(Dataset rows)
################
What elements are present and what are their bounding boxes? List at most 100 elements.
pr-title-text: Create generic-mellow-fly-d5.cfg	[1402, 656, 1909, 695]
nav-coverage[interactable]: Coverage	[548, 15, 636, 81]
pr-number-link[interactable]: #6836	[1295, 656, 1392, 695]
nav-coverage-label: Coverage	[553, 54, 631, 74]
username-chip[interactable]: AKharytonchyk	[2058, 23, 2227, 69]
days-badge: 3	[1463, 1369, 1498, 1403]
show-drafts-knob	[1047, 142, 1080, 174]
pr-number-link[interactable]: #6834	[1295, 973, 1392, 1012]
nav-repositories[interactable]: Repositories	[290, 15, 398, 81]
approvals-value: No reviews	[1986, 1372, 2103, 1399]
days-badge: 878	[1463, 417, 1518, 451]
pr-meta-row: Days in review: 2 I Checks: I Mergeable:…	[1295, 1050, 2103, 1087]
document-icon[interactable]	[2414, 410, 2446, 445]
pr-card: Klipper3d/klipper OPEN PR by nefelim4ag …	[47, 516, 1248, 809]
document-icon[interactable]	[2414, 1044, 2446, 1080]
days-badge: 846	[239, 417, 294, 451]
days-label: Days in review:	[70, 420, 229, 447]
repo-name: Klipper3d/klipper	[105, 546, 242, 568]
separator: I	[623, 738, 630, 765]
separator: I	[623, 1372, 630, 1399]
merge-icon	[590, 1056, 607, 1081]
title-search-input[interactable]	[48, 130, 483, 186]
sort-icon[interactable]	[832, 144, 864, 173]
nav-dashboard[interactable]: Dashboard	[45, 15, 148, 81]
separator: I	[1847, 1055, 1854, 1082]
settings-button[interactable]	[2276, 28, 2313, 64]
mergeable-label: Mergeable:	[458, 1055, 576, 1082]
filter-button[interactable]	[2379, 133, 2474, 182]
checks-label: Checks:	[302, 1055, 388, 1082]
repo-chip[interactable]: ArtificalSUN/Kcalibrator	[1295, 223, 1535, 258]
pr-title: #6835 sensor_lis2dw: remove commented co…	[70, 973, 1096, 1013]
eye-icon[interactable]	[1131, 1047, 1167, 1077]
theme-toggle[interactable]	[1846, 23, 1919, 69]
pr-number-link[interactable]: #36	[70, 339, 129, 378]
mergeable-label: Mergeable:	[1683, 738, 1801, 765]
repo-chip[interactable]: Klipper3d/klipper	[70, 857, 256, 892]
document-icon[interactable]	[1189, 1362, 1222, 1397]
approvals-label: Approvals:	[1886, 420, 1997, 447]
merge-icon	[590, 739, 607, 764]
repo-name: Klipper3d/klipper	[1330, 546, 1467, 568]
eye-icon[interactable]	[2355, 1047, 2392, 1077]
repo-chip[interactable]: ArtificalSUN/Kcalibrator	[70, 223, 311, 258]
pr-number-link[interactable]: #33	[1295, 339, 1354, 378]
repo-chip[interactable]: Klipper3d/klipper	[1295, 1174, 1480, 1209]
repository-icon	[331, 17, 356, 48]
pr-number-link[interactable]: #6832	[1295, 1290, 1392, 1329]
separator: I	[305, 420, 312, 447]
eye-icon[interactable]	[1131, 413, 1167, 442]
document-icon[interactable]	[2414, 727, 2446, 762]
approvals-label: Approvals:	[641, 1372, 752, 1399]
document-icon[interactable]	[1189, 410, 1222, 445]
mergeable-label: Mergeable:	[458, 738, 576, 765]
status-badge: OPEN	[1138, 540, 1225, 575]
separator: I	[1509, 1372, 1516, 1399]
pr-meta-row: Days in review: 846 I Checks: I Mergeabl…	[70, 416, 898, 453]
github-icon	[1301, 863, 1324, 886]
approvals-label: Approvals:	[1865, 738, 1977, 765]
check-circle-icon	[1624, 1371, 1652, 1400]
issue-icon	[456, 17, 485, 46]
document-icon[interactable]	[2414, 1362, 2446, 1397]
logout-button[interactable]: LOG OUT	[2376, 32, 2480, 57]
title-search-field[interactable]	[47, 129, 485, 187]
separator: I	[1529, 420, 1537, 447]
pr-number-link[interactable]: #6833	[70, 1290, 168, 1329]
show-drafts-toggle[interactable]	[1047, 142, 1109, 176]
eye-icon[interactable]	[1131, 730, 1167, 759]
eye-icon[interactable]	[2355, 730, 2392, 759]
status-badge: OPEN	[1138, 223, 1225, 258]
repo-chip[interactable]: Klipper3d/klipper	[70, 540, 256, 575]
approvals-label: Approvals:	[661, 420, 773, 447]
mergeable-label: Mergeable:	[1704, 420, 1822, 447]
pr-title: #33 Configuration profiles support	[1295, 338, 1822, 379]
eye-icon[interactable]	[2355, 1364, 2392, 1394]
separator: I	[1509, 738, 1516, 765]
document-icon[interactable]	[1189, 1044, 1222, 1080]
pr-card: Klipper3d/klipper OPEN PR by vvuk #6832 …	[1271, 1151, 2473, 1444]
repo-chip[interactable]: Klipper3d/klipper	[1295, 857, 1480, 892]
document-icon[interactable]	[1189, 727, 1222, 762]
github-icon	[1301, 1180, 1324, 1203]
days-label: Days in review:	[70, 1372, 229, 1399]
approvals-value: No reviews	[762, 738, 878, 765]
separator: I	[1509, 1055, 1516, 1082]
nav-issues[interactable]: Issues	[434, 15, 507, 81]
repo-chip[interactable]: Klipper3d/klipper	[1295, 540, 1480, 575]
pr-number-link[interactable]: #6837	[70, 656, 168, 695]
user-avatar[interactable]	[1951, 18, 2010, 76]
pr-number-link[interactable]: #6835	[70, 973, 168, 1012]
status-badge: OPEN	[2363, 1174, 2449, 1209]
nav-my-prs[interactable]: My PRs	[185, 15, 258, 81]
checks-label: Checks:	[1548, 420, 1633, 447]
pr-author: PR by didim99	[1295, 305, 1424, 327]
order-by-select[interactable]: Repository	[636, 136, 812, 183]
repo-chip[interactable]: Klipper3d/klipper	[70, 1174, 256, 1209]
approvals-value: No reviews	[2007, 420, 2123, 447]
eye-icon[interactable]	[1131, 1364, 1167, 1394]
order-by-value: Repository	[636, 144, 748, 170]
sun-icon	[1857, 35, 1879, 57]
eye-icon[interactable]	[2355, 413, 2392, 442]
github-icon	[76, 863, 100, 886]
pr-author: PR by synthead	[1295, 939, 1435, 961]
################
Reproduce the entries above with every occurrence of "separator" changed to "divider", keeping everything else the same.

What elements are present and what are their bounding boxes? List at most 100 elements.
pr-title-text: Create generic-mellow-fly-d5.cfg	[1402, 656, 1909, 695]
nav-coverage[interactable]: Coverage	[548, 15, 636, 81]
pr-number-link[interactable]: #6836	[1295, 656, 1392, 695]
nav-coverage-label: Coverage	[553, 54, 631, 74]
username-chip[interactable]: AKharytonchyk	[2058, 23, 2227, 69]
days-badge: 3	[1463, 1369, 1498, 1403]
show-drafts-knob	[1047, 142, 1080, 174]
pr-number-link[interactable]: #6834	[1295, 973, 1392, 1012]
nav-repositories[interactable]: Repositories	[290, 15, 398, 81]
approvals-value: No reviews	[1986, 1372, 2103, 1399]
days-badge: 878	[1463, 417, 1518, 451]
pr-meta-row: Days in review: 2 I Checks: I Mergeable:…	[1295, 1050, 2103, 1087]
document-icon[interactable]	[2414, 410, 2446, 445]
pr-card: Klipper3d/klipper OPEN PR by nefelim4ag …	[47, 516, 1248, 809]
document-icon[interactable]	[2414, 1044, 2446, 1080]
days-badge: 846	[239, 417, 294, 451]
days-label: Days in review:	[70, 420, 229, 447]
repo-name: Klipper3d/klipper	[105, 546, 242, 568]
divider: I	[623, 738, 630, 765]
divider: I	[623, 1372, 630, 1399]
merge-icon	[590, 1056, 607, 1081]
title-search-input[interactable]	[48, 130, 483, 186]
sort-icon[interactable]	[832, 144, 864, 173]
nav-dashboard[interactable]: Dashboard	[45, 15, 148, 81]
divider: I	[1847, 1055, 1854, 1082]
settings-button[interactable]	[2276, 28, 2313, 64]
mergeable-label: Mergeable:	[458, 1055, 576, 1082]
filter-button[interactable]	[2379, 133, 2474, 182]
checks-label: Checks:	[302, 1055, 388, 1082]
repo-chip[interactable]: ArtificalSUN/Kcalibrator	[1295, 223, 1535, 258]
pr-title: #6835 sensor_lis2dw: remove commented co…	[70, 973, 1096, 1013]
eye-icon[interactable]	[1131, 1047, 1167, 1077]
theme-toggle[interactable]	[1846, 23, 1919, 69]
pr-number-link[interactable]: #36	[70, 339, 129, 378]
mergeable-label: Mergeable:	[1683, 738, 1801, 765]
repo-chip[interactable]: Klipper3d/klipper	[70, 857, 256, 892]
document-icon[interactable]	[1189, 1362, 1222, 1397]
approvals-label: Approvals:	[1886, 420, 1997, 447]
merge-icon	[590, 739, 607, 764]
repo-name: Klipper3d/klipper	[1330, 546, 1467, 568]
eye-icon[interactable]	[2355, 1047, 2392, 1077]
repo-chip[interactable]: ArtificalSUN/Kcalibrator	[70, 223, 311, 258]
pr-number-link[interactable]: #33	[1295, 339, 1354, 378]
repo-chip[interactable]: Klipper3d/klipper	[1295, 1174, 1480, 1209]
repository-icon	[331, 17, 356, 48]
pr-number-link[interactable]: #6832	[1295, 1290, 1392, 1329]
divider: I	[305, 420, 312, 447]
eye-icon[interactable]	[1131, 413, 1167, 442]
document-icon[interactable]	[2414, 727, 2446, 762]
approvals-label: Approvals:	[641, 1372, 752, 1399]
document-icon[interactable]	[1189, 410, 1222, 445]
mergeable-label: Mergeable:	[458, 738, 576, 765]
status-badge: OPEN	[1138, 540, 1225, 575]
divider: I	[1509, 1372, 1516, 1399]
pr-meta-row: Days in review: 846 I Checks: I Mergeabl…	[70, 416, 898, 453]
github-icon	[1301, 863, 1324, 886]
approvals-label: Approvals:	[1865, 738, 1977, 765]
check-circle-icon	[1624, 1371, 1652, 1400]
issue-icon	[456, 17, 485, 46]
document-icon[interactable]	[2414, 1362, 2446, 1397]
logout-button[interactable]: LOG OUT	[2376, 32, 2480, 57]
title-search-field[interactable]	[47, 129, 485, 187]
divider: I	[1529, 420, 1537, 447]
pr-number-link[interactable]: #6833	[70, 1290, 168, 1329]
show-drafts-toggle[interactable]	[1047, 142, 1109, 176]
eye-icon[interactable]	[1131, 730, 1167, 759]
eye-icon[interactable]	[2355, 730, 2392, 759]
status-badge: OPEN	[1138, 223, 1225, 258]
repo-chip[interactable]: Klipper3d/klipper	[70, 540, 256, 575]
approvals-label: Approvals:	[661, 420, 773, 447]
mergeable-label: Mergeable:	[1704, 420, 1822, 447]
pr-title: #33 Configuration profiles support	[1295, 338, 1822, 379]
eye-icon[interactable]	[2355, 1364, 2392, 1394]
divider: I	[1509, 738, 1516, 765]
document-icon[interactable]	[1189, 1044, 1222, 1080]
pr-card: Klipper3d/klipper OPEN PR by vvuk #6832 …	[1271, 1151, 2473, 1444]
repo-chip[interactable]: Klipper3d/klipper	[1295, 857, 1480, 892]
document-icon[interactable]	[1189, 727, 1222, 762]
github-icon	[1301, 1180, 1324, 1203]
days-label: Days in review:	[70, 1372, 229, 1399]
approvals-value: No reviews	[762, 738, 878, 765]
divider: I	[1509, 1055, 1516, 1082]
nav-issues[interactable]: Issues	[434, 15, 507, 81]
repo-chip[interactable]: Klipper3d/klipper	[1295, 540, 1480, 575]
pr-number-link[interactable]: #6837	[70, 656, 168, 695]
user-avatar[interactable]	[1951, 18, 2010, 76]
pr-number-link[interactable]: #6835	[70, 973, 168, 1012]
status-badge: OPEN	[2363, 1174, 2449, 1209]
nav-my-prs[interactable]: My PRs	[185, 15, 258, 81]
checks-label: Checks:	[1548, 420, 1633, 447]
pr-author: PR by didim99	[1295, 305, 1424, 327]
order-by-select[interactable]: Repository	[636, 136, 812, 183]
repo-chip[interactable]: Klipper3d/klipper	[70, 1174, 256, 1209]
approvals-value: No reviews	[2007, 420, 2123, 447]
eye-icon[interactable]	[1131, 1364, 1167, 1394]
order-by-value: Repository	[636, 144, 748, 170]
sun-icon	[1857, 35, 1879, 57]
eye-icon[interactable]	[2355, 413, 2392, 442]
github-icon	[76, 863, 100, 886]
pr-author: PR by synthead	[1295, 939, 1435, 961]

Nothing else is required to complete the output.